Work to complete:
Write the listing out again, all of it, word for word.

[START Provided records]

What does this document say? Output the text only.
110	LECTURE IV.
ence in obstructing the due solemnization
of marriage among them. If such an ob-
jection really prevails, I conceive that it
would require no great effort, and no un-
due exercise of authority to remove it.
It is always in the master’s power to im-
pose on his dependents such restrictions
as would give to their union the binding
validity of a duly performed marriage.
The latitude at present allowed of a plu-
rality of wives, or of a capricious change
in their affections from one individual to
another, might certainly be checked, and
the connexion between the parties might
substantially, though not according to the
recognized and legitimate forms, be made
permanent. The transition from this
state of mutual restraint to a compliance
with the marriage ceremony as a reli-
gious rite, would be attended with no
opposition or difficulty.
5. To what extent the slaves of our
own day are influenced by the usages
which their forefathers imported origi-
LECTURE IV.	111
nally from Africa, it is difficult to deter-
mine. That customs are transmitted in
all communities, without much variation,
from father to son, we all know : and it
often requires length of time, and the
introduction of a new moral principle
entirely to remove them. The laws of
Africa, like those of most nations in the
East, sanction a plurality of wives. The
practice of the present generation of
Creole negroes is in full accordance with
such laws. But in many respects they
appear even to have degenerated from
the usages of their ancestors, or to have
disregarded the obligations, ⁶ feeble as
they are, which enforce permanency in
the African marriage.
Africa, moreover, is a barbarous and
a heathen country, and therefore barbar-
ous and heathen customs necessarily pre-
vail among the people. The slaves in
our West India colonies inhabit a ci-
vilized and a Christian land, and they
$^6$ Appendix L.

[END Provided records]

Solution to this exercise:
What does this document say? Output the text only.
110	LECTURE IV.
ence in obstructing the due solemnization
of marriage among them. If such an ob-
jection really prevails, I conceive that it
would require no great effort, and no un-
due exercise of authority to remove it.
It is always in the master’s power to im-
pose on his dependents such restrictions
as would give to their union the binding
validity of a duly performed marriage.
The latitude at present allowed of a plu-
rality of wives, or of a capricious change
in their affections from one individual to
another, might certainly be checked, and
the connexion between the parties might
substantially, though not according to the
recognized and legitimate forms, be made
permanent. The transition from this
state of mutual restraint to a compliance
with the marriage ceremony as a reli-
gious rite, would be attended with no
opposition or difficulty.
5. To what extent the slaves of our
own day are influenced by the usages
which their forefathers imported origi-
LECTURE IV.	111
nally from Africa, it is difficult to deter-
mine. That customs are transmitted in
all communities, without much variation,
from father to son, we all know : and it
often requires length of time, and the
introduction of a new moral principle
entirely to remove them. The laws of
Africa, like those of most nations in the
East, sanction a plurality of wives. The
practice of the present generation of
Creole negroes is in full accordance with
such laws. But in many respects they
appear even to have degenerated from
the usages of their ancestors, or to have
disregarded the obligations, ⁶ feeble as
they are, which enforce permanency in
the African marriage.
Africa, moreover, is a barbarous and
a heathen country, and therefore barbar-
ous and heathen customs necessarily pre-
vail among the people. The slaves in
our West India colonies inhabit a ci-
vilized and a Christian land, and they
$^6$ Appendix L.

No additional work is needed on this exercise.